**Requirement**
Check each line of the listing for the word "content" and report how many lines contain it, giving nothing but the number.

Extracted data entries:
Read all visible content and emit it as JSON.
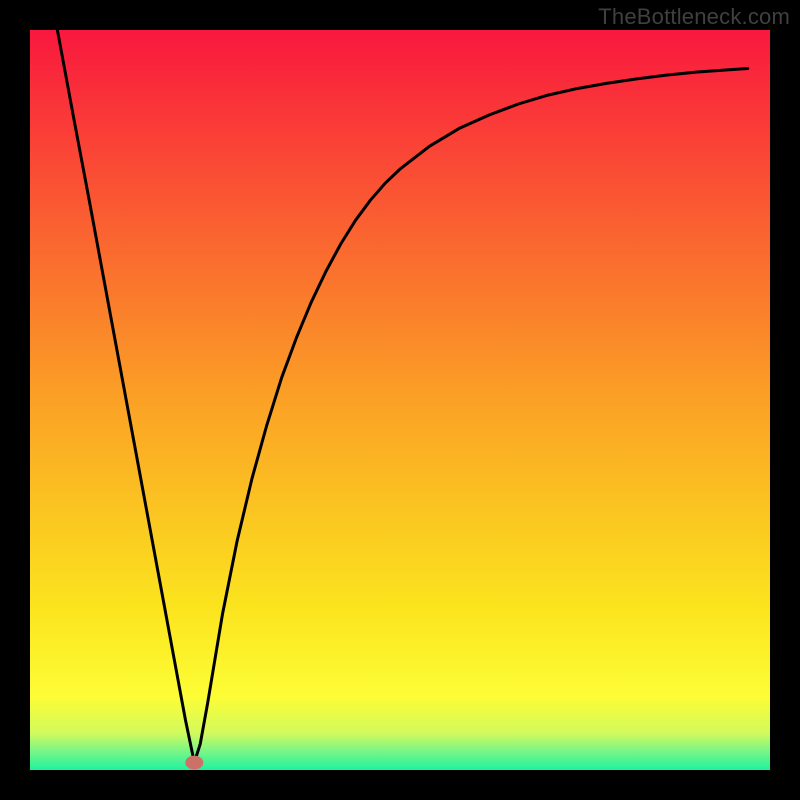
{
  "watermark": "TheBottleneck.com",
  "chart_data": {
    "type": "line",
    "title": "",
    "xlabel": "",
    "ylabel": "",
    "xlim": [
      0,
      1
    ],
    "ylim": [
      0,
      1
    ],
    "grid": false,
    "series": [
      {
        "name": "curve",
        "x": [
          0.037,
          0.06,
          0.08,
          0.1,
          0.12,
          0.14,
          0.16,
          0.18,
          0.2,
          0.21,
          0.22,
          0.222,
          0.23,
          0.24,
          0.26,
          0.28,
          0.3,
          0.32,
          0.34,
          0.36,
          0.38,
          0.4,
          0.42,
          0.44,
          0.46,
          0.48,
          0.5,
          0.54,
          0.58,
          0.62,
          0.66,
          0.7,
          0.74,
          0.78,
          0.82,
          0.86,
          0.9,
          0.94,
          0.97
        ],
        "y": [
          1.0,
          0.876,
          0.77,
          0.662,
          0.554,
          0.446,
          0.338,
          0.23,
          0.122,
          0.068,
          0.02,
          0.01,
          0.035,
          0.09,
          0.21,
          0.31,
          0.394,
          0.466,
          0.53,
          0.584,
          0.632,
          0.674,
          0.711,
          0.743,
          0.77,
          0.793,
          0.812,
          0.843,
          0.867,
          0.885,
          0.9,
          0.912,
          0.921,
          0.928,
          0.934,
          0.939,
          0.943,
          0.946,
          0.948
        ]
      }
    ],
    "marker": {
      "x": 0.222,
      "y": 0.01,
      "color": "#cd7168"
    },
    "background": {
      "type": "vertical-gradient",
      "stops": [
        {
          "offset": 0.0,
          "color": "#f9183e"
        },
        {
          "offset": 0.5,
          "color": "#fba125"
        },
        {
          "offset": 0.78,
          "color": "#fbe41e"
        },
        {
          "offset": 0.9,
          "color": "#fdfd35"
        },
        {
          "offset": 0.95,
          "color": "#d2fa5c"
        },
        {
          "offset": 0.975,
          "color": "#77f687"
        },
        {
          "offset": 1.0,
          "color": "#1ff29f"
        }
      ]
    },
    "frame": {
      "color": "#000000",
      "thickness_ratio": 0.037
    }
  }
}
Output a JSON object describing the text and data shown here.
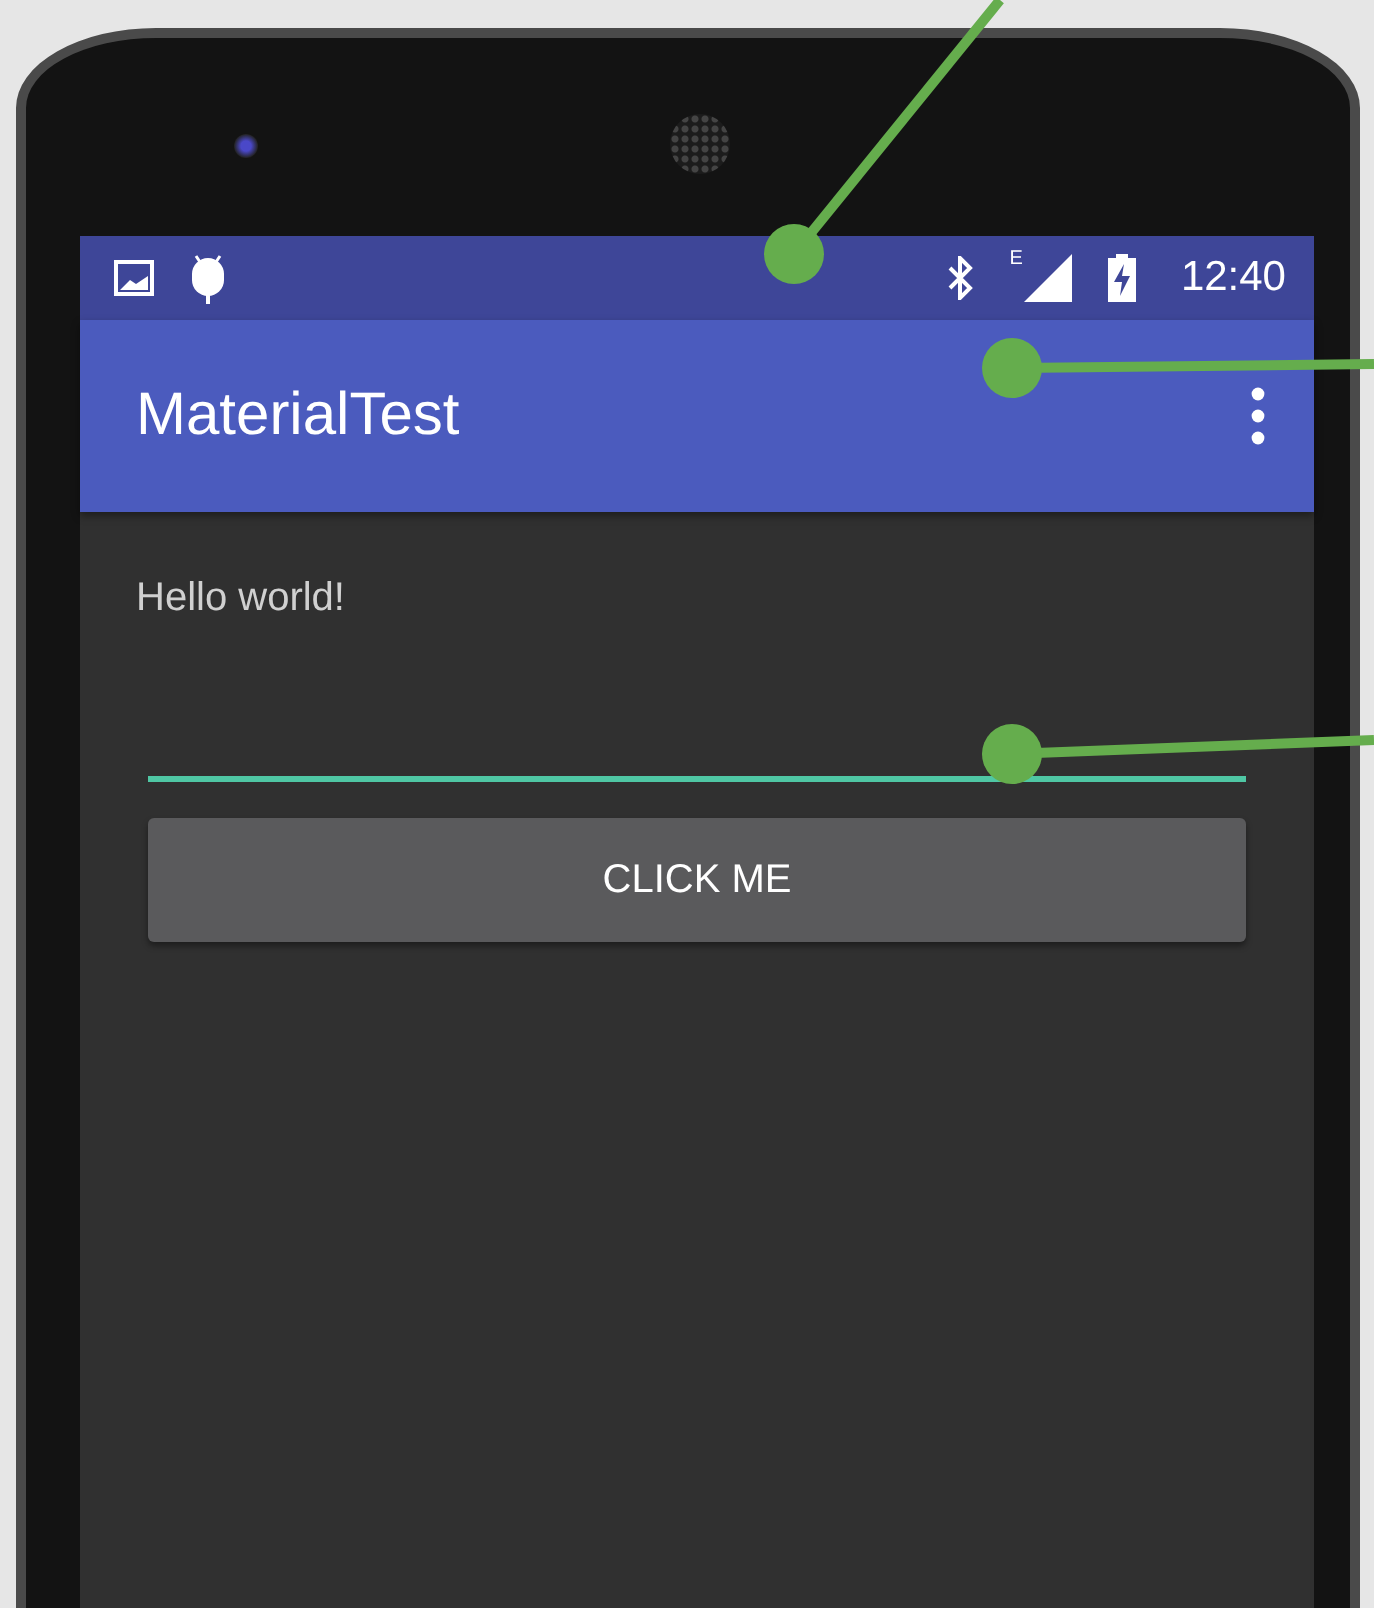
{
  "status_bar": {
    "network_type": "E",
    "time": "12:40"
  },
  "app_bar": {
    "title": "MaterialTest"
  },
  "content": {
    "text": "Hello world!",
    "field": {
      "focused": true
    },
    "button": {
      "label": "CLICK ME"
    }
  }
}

**Problem solution**
2